> Short task
Copy all lines holding the word "date" from the entries.
::: Material to process :::
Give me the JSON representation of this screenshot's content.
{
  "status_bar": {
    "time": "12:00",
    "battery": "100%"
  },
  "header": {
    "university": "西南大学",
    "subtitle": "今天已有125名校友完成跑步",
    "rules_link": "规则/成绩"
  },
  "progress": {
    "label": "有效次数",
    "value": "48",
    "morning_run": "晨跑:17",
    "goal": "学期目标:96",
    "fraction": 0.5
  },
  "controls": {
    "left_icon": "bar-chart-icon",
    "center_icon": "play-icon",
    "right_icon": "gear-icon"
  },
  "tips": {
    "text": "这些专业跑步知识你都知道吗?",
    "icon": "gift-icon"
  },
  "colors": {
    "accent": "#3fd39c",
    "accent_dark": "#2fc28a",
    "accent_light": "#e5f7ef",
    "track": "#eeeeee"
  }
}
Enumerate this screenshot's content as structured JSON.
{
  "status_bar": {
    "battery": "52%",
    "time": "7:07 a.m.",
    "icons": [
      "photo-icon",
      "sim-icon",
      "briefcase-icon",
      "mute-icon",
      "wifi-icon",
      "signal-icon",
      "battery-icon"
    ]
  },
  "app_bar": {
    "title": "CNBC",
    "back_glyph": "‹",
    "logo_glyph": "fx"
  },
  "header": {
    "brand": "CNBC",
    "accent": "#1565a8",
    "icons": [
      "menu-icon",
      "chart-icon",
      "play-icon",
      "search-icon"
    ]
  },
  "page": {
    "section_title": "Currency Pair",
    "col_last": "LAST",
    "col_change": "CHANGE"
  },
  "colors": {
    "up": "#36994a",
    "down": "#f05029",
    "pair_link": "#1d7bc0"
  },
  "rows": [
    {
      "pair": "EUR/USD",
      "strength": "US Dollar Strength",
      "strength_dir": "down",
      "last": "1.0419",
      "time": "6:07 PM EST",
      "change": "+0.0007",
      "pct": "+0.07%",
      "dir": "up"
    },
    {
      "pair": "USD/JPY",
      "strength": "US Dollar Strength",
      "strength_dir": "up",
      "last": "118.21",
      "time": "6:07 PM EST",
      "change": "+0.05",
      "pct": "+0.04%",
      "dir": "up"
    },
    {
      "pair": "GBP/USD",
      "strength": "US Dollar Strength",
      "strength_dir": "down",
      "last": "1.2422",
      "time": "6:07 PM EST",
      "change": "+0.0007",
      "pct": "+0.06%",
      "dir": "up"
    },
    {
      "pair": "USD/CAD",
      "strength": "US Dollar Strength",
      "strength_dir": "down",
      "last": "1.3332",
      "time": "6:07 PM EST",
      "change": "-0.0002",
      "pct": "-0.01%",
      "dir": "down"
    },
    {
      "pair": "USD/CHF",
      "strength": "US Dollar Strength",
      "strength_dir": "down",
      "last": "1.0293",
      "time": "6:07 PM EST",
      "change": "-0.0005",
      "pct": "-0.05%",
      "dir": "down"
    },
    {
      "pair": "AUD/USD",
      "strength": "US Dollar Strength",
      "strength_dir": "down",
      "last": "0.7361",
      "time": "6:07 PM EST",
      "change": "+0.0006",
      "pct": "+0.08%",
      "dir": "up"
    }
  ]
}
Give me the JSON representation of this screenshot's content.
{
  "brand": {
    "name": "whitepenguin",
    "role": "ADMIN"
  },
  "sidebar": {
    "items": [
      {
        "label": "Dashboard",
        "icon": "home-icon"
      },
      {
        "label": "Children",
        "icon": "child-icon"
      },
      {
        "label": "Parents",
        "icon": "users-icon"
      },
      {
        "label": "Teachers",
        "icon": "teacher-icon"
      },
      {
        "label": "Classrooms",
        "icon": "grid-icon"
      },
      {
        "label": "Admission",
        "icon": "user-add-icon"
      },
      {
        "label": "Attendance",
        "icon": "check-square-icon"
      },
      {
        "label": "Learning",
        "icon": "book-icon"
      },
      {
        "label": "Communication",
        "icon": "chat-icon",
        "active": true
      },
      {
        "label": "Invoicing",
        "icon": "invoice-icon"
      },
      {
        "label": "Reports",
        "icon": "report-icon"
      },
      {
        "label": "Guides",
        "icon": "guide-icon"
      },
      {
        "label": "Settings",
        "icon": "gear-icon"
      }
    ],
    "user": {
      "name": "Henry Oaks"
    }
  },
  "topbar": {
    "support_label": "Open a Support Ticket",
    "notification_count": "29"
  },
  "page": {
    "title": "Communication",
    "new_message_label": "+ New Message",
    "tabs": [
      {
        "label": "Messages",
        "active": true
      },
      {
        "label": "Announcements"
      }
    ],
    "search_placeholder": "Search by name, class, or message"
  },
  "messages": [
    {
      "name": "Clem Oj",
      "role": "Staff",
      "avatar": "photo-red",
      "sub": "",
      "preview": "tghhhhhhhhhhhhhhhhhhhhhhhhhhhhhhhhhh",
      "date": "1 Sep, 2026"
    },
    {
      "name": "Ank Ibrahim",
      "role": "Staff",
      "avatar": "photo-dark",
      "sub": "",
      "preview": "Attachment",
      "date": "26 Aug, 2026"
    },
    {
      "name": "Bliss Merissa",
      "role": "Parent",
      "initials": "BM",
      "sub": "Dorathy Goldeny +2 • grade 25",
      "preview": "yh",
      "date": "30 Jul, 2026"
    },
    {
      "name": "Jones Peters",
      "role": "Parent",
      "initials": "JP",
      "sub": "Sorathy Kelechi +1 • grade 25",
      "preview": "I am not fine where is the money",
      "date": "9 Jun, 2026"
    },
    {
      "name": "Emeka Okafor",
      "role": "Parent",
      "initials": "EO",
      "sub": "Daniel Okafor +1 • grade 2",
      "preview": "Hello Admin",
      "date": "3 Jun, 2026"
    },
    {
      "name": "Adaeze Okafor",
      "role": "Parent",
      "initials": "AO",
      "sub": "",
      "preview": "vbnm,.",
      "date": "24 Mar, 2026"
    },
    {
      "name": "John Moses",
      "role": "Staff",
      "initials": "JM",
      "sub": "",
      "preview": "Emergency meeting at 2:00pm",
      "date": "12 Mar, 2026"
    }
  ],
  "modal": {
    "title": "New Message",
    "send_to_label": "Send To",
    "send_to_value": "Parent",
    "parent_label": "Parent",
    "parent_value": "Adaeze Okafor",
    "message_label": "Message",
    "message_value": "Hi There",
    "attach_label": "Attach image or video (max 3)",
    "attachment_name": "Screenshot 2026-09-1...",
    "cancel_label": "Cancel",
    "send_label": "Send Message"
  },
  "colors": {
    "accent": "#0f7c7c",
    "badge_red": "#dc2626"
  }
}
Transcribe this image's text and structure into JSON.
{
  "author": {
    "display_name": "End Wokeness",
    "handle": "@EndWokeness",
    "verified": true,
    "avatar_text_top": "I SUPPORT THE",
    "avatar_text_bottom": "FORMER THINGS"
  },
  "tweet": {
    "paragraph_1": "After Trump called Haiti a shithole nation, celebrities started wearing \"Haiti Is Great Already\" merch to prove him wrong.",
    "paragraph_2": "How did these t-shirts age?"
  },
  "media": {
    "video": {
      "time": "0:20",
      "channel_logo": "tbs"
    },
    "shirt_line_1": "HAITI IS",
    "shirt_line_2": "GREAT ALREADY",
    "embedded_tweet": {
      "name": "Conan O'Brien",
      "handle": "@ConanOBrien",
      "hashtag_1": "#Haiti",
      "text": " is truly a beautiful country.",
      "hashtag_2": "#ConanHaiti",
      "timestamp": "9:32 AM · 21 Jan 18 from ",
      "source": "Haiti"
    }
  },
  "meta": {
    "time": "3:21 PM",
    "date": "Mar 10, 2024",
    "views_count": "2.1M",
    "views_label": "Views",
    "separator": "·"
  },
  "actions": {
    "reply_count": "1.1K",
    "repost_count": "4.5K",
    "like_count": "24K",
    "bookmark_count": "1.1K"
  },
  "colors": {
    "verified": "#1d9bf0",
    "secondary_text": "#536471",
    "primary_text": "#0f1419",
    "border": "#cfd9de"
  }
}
:::
> Correct result
      "date": "1 Sep, 2026"
      "date": "26 Aug, 2026"
      "date": "30 Jul, 2026"
      "date": "9 Jun, 2026"
      "date": "3 Jun, 2026"
      "date": "24 Mar, 2026"
      "date": "12 Mar, 2026"
    "date": "Mar 10, 2024",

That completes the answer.